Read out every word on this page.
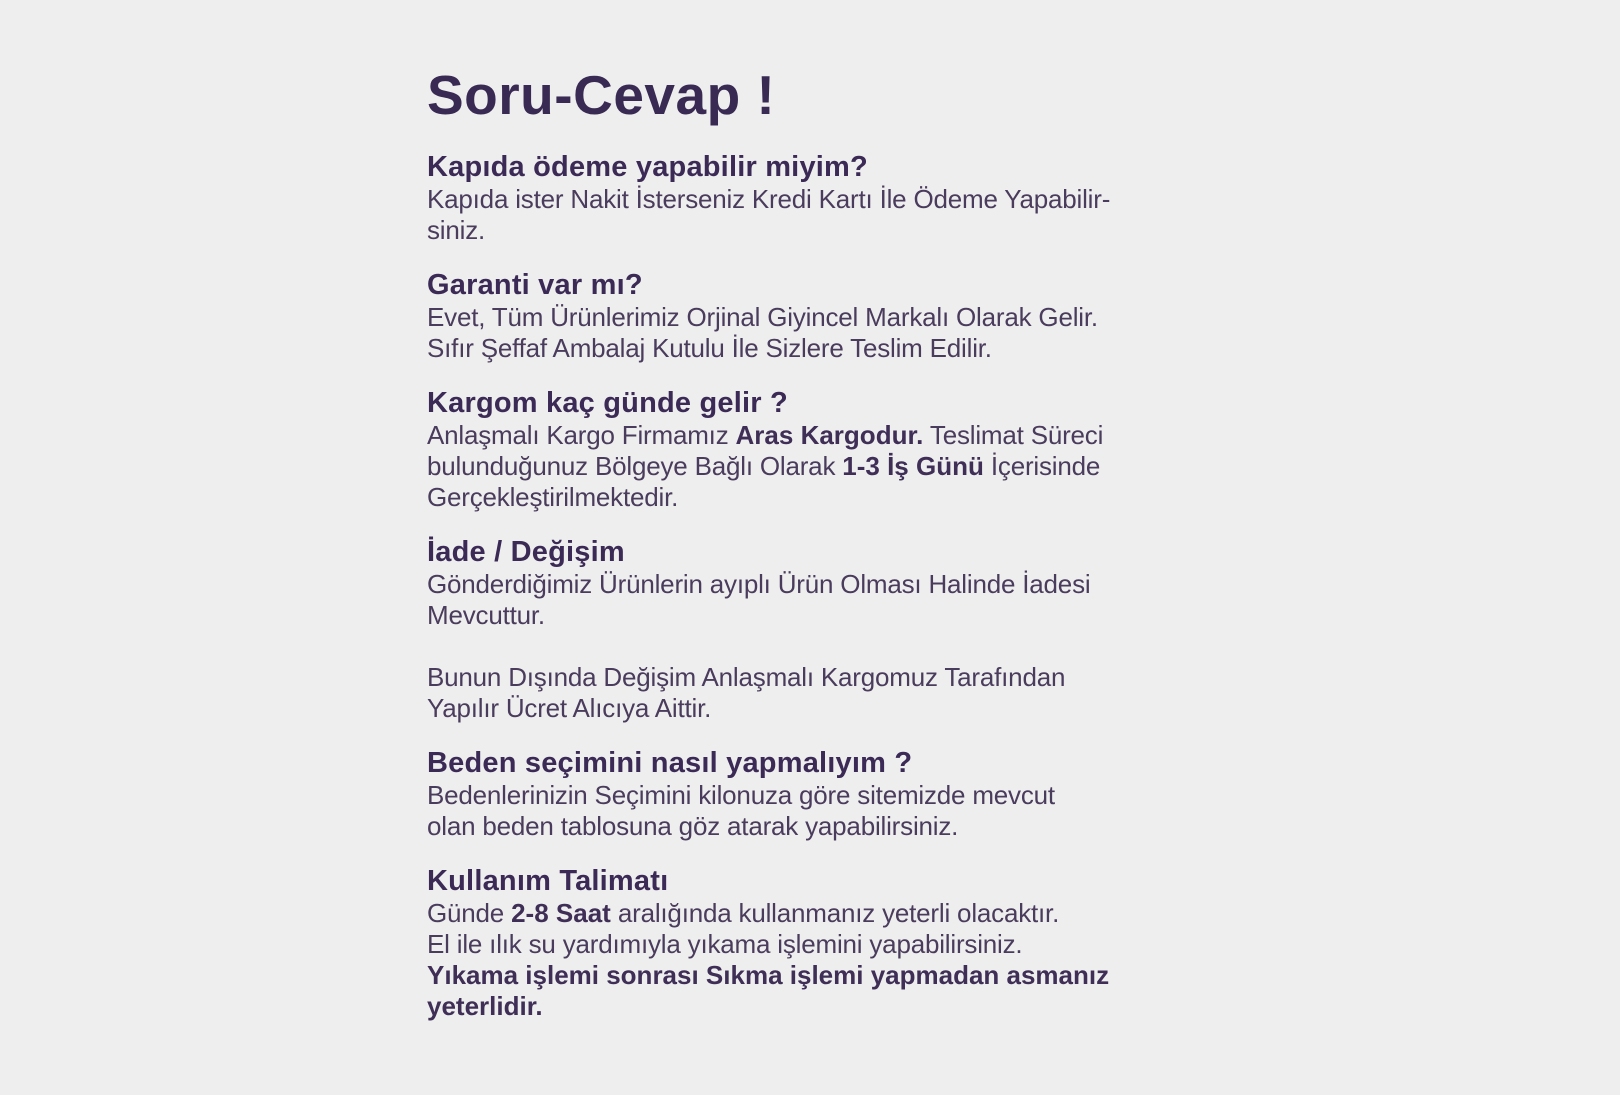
Soru-Cevap !
Kapıda ödeme yapabilir miyim?
Kapıda ister Nakit İsterseniz Kredi Kartı İle Ödeme Yapabilir-
siniz.
Garanti var mı?
Evet, Tüm Ürünlerimiz Orjinal Giyincel Markalı Olarak Gelir.
Sıfır Şeffaf Ambalaj Kutulu İle Sizlere Teslim Edilir.
Kargom kaç günde gelir ?
Anlaşmalı Kargo Firmamız Aras Kargodur. Teslimat Süreci
bulunduğunuz Bölgeye Bağlı Olarak 1-3 İş Günü İçerisinde
Gerçekleştirilmektedir.
İade / Değişim
Gönderdiğimiz Ürünlerin ayıplı Ürün Olması Halinde İadesi
Mevcuttur.
Bunun Dışında Değişim Anlaşmalı Kargomuz Tarafından
Yapılır Ücret Alıcıya Aittir.
Beden seçimini nasıl yapmalıyım ?
Bedenlerinizin Seçimini kilonuza göre sitemizde mevcut
olan beden tablosuna göz atarak yapabilirsiniz.
Kullanım Talimatı
Günde 2-8 Saat aralığında kullanmanız yeterli olacaktır.
El ile ılık su yardımıyla yıkama işlemini yapabilirsiniz.
Yıkama işlemi sonrası Sıkma işlemi yapmadan asmanız
yeterlidir.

+===+

* _Problem description_
Restate the listing above word for word, and skip the pictures.

* _Answer to the task_
Read out every word on this page.
Soru-Cevap !
Kapıda ödeme yapabilir miyim?
Kapıda ister Nakit İsterseniz Kredi Kartı İle Ödeme Yapabilir-
siniz.
Garanti var mı?
Evet, Tüm Ürünlerimiz Orjinal Giyincel Markalı Olarak Gelir.
Sıfır Şeffaf Ambalaj Kutulu İle Sizlere Teslim Edilir.
Kargom kaç günde gelir ?
Anlaşmalı Kargo Firmamız Aras Kargodur. Teslimat Süreci
bulunduğunuz Bölgeye Bağlı Olarak 1-3 İş Günü İçerisinde
Gerçekleştirilmektedir.
İade / Değişim
Gönderdiğimiz Ürünlerin ayıplı Ürün Olması Halinde İadesi
Mevcuttur.
Bunun Dışında Değişim Anlaşmalı Kargomuz Tarafından
Yapılır Ücret Alıcıya Aittir.
Beden seçimini nasıl yapmalıyım ?
Bedenlerinizin Seçimini kilonuza göre sitemizde mevcut
olan beden tablosuna göz atarak yapabilirsiniz.
Kullanım Talimatı
Günde 2-8 Saat aralığında kullanmanız yeterli olacaktır.
El ile ılık su yardımıyla yıkama işlemini yapabilirsiniz.
Yıkama işlemi sonrası Sıkma işlemi yapmadan asmanız
yeterlidir.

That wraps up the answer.